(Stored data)

[start]

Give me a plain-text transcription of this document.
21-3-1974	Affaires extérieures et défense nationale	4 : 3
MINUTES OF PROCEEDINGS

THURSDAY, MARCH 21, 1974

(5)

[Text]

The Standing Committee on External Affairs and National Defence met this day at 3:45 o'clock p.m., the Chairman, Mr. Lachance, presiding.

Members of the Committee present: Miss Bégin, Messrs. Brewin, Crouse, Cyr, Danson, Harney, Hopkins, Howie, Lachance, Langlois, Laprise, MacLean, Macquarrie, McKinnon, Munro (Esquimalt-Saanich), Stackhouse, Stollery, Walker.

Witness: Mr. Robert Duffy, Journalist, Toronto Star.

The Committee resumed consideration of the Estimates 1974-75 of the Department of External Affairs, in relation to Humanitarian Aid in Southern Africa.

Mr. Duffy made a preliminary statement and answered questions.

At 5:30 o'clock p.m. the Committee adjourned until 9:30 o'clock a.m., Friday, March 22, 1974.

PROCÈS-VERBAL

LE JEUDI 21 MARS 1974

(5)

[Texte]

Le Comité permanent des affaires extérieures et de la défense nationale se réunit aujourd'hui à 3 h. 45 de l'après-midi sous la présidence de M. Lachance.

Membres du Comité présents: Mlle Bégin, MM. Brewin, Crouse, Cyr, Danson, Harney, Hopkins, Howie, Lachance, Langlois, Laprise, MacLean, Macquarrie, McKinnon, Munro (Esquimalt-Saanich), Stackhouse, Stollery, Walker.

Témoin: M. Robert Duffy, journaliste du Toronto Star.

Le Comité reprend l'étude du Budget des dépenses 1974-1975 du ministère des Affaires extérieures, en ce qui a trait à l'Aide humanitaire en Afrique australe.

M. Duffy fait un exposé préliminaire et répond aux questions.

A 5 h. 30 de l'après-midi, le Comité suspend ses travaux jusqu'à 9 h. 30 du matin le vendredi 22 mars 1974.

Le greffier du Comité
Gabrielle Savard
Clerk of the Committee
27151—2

[end]

Stated problem -
Report how many lines of the data contain the word "Bégin", using the number alone.

Solution -
2